[start RECORDS SHOWN]
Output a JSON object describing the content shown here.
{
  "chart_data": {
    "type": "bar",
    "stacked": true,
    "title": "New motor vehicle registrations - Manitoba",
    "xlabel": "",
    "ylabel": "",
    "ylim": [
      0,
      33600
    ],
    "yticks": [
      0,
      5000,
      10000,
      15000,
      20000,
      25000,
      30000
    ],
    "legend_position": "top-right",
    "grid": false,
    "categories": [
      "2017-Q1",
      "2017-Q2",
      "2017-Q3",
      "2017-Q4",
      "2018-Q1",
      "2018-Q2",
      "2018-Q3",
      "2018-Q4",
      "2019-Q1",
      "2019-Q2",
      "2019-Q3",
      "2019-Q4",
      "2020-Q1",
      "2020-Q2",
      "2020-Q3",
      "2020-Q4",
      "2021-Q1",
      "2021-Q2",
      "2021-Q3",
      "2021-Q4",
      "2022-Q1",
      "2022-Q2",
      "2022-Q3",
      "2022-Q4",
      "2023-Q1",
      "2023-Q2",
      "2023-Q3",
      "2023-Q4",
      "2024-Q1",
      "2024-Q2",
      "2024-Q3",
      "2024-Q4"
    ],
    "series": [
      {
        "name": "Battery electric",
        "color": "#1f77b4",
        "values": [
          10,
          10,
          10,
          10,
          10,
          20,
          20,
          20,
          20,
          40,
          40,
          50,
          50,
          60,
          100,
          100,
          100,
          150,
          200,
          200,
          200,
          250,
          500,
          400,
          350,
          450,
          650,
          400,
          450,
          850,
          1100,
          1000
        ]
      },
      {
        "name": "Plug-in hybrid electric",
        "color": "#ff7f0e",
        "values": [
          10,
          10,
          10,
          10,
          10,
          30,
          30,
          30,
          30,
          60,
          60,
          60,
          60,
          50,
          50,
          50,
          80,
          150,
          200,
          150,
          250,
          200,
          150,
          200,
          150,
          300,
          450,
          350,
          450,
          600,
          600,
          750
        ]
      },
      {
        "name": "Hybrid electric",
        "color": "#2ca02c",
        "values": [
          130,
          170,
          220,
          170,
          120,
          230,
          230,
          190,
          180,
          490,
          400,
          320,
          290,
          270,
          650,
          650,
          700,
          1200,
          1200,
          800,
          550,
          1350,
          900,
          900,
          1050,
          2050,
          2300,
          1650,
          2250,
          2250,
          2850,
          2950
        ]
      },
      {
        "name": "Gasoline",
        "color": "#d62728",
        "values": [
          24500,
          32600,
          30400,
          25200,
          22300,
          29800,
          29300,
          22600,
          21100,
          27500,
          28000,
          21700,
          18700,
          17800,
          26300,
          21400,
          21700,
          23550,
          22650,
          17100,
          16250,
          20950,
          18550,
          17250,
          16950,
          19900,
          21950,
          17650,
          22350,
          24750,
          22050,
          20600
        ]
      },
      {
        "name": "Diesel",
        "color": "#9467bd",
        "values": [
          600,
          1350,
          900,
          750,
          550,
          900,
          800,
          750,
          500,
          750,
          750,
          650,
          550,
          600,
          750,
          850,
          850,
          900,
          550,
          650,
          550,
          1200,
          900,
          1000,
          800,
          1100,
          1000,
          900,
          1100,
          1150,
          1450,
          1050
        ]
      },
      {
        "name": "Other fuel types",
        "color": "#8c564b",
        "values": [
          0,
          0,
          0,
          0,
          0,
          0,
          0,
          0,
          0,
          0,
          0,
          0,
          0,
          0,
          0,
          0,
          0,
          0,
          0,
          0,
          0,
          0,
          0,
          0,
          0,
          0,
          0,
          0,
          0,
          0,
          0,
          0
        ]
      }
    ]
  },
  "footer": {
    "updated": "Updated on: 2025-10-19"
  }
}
[end RECORDS SHOWN]
:: WRITTEN REQUEST ::
Return every record above exactly as it appears.

:: REPLY ::
Output a JSON object describing the content shown here.
{
  "chart_data": {
    "type": "bar",
    "stacked": true,
    "title": "New motor vehicle registrations - Manitoba",
    "xlabel": "",
    "ylabel": "",
    "ylim": [
      0,
      33600
    ],
    "yticks": [
      0,
      5000,
      10000,
      15000,
      20000,
      25000,
      30000
    ],
    "legend_position": "top-right",
    "grid": false,
    "categories": [
      "2017-Q1",
      "2017-Q2",
      "2017-Q3",
      "2017-Q4",
      "2018-Q1",
      "2018-Q2",
      "2018-Q3",
      "2018-Q4",
      "2019-Q1",
      "2019-Q2",
      "2019-Q3",
      "2019-Q4",
      "2020-Q1",
      "2020-Q2",
      "2020-Q3",
      "2020-Q4",
      "2021-Q1",
      "2021-Q2",
      "2021-Q3",
      "2021-Q4",
      "2022-Q1",
      "2022-Q2",
      "2022-Q3",
      "2022-Q4",
      "2023-Q1",
      "2023-Q2",
      "2023-Q3",
      "2023-Q4",
      "2024-Q1",
      "2024-Q2",
      "2024-Q3",
      "2024-Q4"
    ],
    "series": [
      {
        "name": "Battery electric",
        "color": "#1f77b4",
        "values": [
          10,
          10,
          10,
          10,
          10,
          20,
          20,
          20,
          20,
          40,
          40,
          50,
          50,
          60,
          100,
          100,
          100,
          150,
          200,
          200,
          200,
          250,
          500,
          400,
          350,
          450,
          650,
          400,
          450,
          850,
          1100,
          1000
        ]
      },
      {
        "name": "Plug-in hybrid electric",
        "color": "#ff7f0e",
        "values": [
          10,
          10,
          10,
          10,
          10,
          30,
          30,
          30,
          30,
          60,
          60,
          60,
          60,
          50,
          50,
          50,
          80,
          150,
          200,
          150,
          250,
          200,
          150,
          200,
          150,
          300,
          450,
          350,
          450,
          600,
          600,
          750
        ]
      },
      {
        "name": "Hybrid electric",
        "color": "#2ca02c",
        "values": [
          130,
          170,
          220,
          170,
          120,
          230,
          230,
          190,
          180,
          490,
          400,
          320,
          290,
          270,
          650,
          650,
          700,
          1200,
          1200,
          800,
          550,
          1350,
          900,
          900,
          1050,
          2050,
          2300,
          1650,
          2250,
          2250,
          2850,
          2950
        ]
      },
      {
        "name": "Gasoline",
        "color": "#d62728",
        "values": [
          24500,
          32600,
          30400,
          25200,
          22300,
          29800,
          29300,
          22600,
          21100,
          27500,
          28000,
          21700,
          18700,
          17800,
          26300,
          21400,
          21700,
          23550,
          22650,
          17100,
          16250,
          20950,
          18550,
          17250,
          16950,
          19900,
          21950,
          17650,
          22350,
          24750,
          22050,
          20600
        ]
      },
      {
        "name": "Diesel",
        "color": "#9467bd",
        "values": [
          600,
          1350,
          900,
          750,
          550,
          900,
          800,
          750,
          500,
          750,
          750,
          650,
          550,
          600,
          750,
          850,
          850,
          900,
          550,
          650,
          550,
          1200,
          900,
          1000,
          800,
          1100,
          1000,
          900,
          1100,
          1150,
          1450,
          1050
        ]
      },
      {
        "name": "Other fuel types",
        "color": "#8c564b",
        "values": [
          0,
          0,
          0,
          0,
          0,
          0,
          0,
          0,
          0,
          0,
          0,
          0,
          0,
          0,
          0,
          0,
          0,
          0,
          0,
          0,
          0,
          0,
          0,
          0,
          0,
          0,
          0,
          0,
          0,
          0,
          0,
          0
        ]
      }
    ]
  },
  "footer": {
    "updated": "Updated on: 2025-10-19"
  }
}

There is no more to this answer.